## What you will do
What follows are records. Restate all of them word for word.

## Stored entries
------------------------------------------------------------

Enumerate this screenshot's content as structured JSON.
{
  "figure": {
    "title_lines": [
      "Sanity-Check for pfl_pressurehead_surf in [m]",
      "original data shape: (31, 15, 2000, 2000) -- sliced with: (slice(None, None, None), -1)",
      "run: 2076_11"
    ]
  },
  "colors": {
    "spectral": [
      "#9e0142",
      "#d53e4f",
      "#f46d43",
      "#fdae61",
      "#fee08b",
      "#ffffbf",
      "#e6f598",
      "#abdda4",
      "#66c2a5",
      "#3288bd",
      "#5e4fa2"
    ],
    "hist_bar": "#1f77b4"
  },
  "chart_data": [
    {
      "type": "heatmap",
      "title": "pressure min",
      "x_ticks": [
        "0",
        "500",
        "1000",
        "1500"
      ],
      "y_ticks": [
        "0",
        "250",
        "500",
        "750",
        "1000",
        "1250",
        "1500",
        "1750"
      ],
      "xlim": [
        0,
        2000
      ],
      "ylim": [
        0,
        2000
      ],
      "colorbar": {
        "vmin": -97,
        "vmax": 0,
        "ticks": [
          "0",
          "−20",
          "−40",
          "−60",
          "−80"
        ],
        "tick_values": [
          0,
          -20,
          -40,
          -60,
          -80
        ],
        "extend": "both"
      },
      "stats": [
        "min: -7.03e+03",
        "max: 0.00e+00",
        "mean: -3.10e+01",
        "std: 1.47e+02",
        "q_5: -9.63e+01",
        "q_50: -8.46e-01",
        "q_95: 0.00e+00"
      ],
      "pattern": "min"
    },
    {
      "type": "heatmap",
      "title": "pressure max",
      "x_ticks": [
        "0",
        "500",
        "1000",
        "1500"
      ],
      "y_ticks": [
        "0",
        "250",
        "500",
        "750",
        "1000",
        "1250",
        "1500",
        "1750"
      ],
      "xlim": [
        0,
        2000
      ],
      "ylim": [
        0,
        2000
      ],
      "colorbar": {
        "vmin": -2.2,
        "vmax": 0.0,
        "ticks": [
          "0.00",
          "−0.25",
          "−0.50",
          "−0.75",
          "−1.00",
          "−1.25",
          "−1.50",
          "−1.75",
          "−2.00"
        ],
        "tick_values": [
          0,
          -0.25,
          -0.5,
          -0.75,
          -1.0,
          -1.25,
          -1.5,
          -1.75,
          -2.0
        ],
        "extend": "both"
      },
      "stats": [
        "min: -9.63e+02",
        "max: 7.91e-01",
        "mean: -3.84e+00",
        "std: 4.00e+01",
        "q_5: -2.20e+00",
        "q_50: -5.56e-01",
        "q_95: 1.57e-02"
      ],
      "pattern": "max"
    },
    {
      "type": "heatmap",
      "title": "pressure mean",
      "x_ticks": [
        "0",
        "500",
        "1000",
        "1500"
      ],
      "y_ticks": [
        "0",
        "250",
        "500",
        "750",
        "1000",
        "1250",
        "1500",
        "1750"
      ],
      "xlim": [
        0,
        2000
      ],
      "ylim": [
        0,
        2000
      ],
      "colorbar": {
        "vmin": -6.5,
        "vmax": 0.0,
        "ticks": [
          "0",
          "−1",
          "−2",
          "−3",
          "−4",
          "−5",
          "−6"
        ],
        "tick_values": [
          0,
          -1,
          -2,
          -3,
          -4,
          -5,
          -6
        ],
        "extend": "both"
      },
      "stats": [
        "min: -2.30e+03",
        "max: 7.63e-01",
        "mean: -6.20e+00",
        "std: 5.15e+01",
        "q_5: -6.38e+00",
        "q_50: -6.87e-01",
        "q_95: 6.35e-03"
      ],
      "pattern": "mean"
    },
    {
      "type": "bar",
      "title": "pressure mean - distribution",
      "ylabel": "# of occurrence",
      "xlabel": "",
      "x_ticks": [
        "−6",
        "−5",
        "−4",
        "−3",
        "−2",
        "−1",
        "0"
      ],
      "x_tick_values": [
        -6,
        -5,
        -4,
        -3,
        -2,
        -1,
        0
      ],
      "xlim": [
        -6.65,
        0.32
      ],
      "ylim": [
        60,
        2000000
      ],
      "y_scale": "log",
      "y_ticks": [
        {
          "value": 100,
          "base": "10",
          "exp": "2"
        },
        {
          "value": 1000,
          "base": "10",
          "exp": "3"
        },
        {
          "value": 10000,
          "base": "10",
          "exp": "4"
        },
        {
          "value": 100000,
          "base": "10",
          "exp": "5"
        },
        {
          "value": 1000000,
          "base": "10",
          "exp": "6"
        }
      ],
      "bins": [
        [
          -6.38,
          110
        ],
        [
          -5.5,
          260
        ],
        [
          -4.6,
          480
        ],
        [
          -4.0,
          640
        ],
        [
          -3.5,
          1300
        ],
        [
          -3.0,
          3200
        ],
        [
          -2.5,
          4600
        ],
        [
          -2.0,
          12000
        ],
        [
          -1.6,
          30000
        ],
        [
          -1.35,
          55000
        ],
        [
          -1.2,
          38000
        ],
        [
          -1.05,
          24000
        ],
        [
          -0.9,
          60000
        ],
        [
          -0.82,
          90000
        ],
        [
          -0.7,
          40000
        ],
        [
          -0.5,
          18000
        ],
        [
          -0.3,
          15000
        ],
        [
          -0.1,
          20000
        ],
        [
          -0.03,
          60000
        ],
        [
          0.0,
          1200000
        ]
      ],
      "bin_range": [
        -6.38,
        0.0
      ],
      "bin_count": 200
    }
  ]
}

------------------------------------------------------------

## Result below
Enumerate this screenshot's content as structured JSON.
{
  "figure": {
    "title_lines": [
      "Sanity-Check for pfl_pressurehead_surf in [m]",
      "original data shape: (31, 15, 2000, 2000) -- sliced with: (slice(None, None, None), -1)",
      "run: 2076_11"
    ]
  },
  "colors": {
    "spectral": [
      "#9e0142",
      "#d53e4f",
      "#f46d43",
      "#fdae61",
      "#fee08b",
      "#ffffbf",
      "#e6f598",
      "#abdda4",
      "#66c2a5",
      "#3288bd",
      "#5e4fa2"
    ],
    "hist_bar": "#1f77b4"
  },
  "chart_data": [
    {
      "type": "heatmap",
      "title": "pressure min",
      "x_ticks": [
        "0",
        "500",
        "1000",
        "1500"
      ],
      "y_ticks": [
        "0",
        "250",
        "500",
        "750",
        "1000",
        "1250",
        "1500",
        "1750"
      ],
      "xlim": [
        0,
        2000
      ],
      "ylim": [
        0,
        2000
      ],
      "colorbar": {
        "vmin": -97,
        "vmax": 0,
        "ticks": [
          "0",
          "−20",
          "−40",
          "−60",
          "−80"
        ],
        "tick_values": [
          0,
          -20,
          -40,
          -60,
          -80
        ],
        "extend": "both"
      },
      "stats": [
        "min: -7.03e+03",
        "max: 0.00e+00",
        "mean: -3.10e+01",
        "std: 1.47e+02",
        "q_5: -9.63e+01",
        "q_50: -8.46e-01",
        "q_95: 0.00e+00"
      ],
      "pattern": "min"
    },
    {
      "type": "heatmap",
      "title": "pressure max",
      "x_ticks": [
        "0",
        "500",
        "1000",
        "1500"
      ],
      "y_ticks": [
        "0",
        "250",
        "500",
        "750",
        "1000",
        "1250",
        "1500",
        "1750"
      ],
      "xlim": [
        0,
        2000
      ],
      "ylim": [
        0,
        2000
      ],
      "colorbar": {
        "vmin": -2.2,
        "vmax": 0.0,
        "ticks": [
          "0.00",
          "−0.25",
          "−0.50",
          "−0.75",
          "−1.00",
          "−1.25",
          "−1.50",
          "−1.75",
          "−2.00"
        ],
        "tick_values": [
          0,
          -0.25,
          -0.5,
          -0.75,
          -1.0,
          -1.25,
          -1.5,
          -1.75,
          -2.0
        ],
        "extend": "both"
      },
      "stats": [
        "min: -9.63e+02",
        "max: 7.91e-01",
        "mean: -3.84e+00",
        "std: 4.00e+01",
        "q_5: -2.20e+00",
        "q_50: -5.56e-01",
        "q_95: 1.57e-02"
      ],
      "pattern": "max"
    },
    {
      "type": "heatmap",
      "title": "pressure mean",
      "x_ticks": [
        "0",
        "500",
        "1000",
        "1500"
      ],
      "y_ticks": [
        "0",
        "250",
        "500",
        "750",
        "1000",
        "1250",
        "1500",
        "1750"
      ],
      "xlim": [
        0,
        2000
      ],
      "ylim": [
        0,
        2000
      ],
      "colorbar": {
        "vmin": -6.5,
        "vmax": 0.0,
        "ticks": [
          "0",
          "−1",
          "−2",
          "−3",
          "−4",
          "−5",
          "−6"
        ],
        "tick_values": [
          0,
          -1,
          -2,
          -3,
          -4,
          -5,
          -6
        ],
        "extend": "both"
      },
      "stats": [
        "min: -2.30e+03",
        "max: 7.63e-01",
        "mean: -6.20e+00",
        "std: 5.15e+01",
        "q_5: -6.38e+00",
        "q_50: -6.87e-01",
        "q_95: 6.35e-03"
      ],
      "pattern": "mean"
    },
    {
      "type": "bar",
      "title": "pressure mean - distribution",
      "ylabel": "# of occurrence",
      "xlabel": "",
      "x_ticks": [
        "−6",
        "−5",
        "−4",
        "−3",
        "−2",
        "−1",
        "0"
      ],
      "x_tick_values": [
        -6,
        -5,
        -4,
        -3,
        -2,
        -1,
        0
      ],
      "xlim": [
        -6.65,
        0.32
      ],
      "ylim": [
        60,
        2000000
      ],
      "y_scale": "log",
      "y_ticks": [
        {
          "value": 100,
          "base": "10",
          "exp": "2"
        },
        {
          "value": 1000,
          "base": "10",
          "exp": "3"
        },
        {
          "value": 10000,
          "base": "10",
          "exp": "4"
        },
        {
          "value": 100000,
          "base": "10",
          "exp": "5"
        },
        {
          "value": 1000000,
          "base": "10",
          "exp": "6"
        }
      ],
      "bins": [
        [
          -6.38,
          110
        ],
        [
          -5.5,
          260
        ],
        [
          -4.6,
          480
        ],
        [
          -4.0,
          640
        ],
        [
          -3.5,
          1300
        ],
        [
          -3.0,
          3200
        ],
        [
          -2.5,
          4600
        ],
        [
          -2.0,
          12000
        ],
        [
          -1.6,
          30000
        ],
        [
          -1.35,
          55000
        ],
        [
          -1.2,
          38000
        ],
        [
          -1.05,
          24000
        ],
        [
          -0.9,
          60000
        ],
        [
          -0.82,
          90000
        ],
        [
          -0.7,
          40000
        ],
        [
          -0.5,
          18000
        ],
        [
          -0.3,
          15000
        ],
        [
          -0.1,
          20000
        ],
        [
          -0.03,
          60000
        ],
        [
          0.0,
          1200000
        ]
      ],
      "bin_range": [
        -6.38,
        0.0
      ],
      "bin_count": 200
    }
  ]
}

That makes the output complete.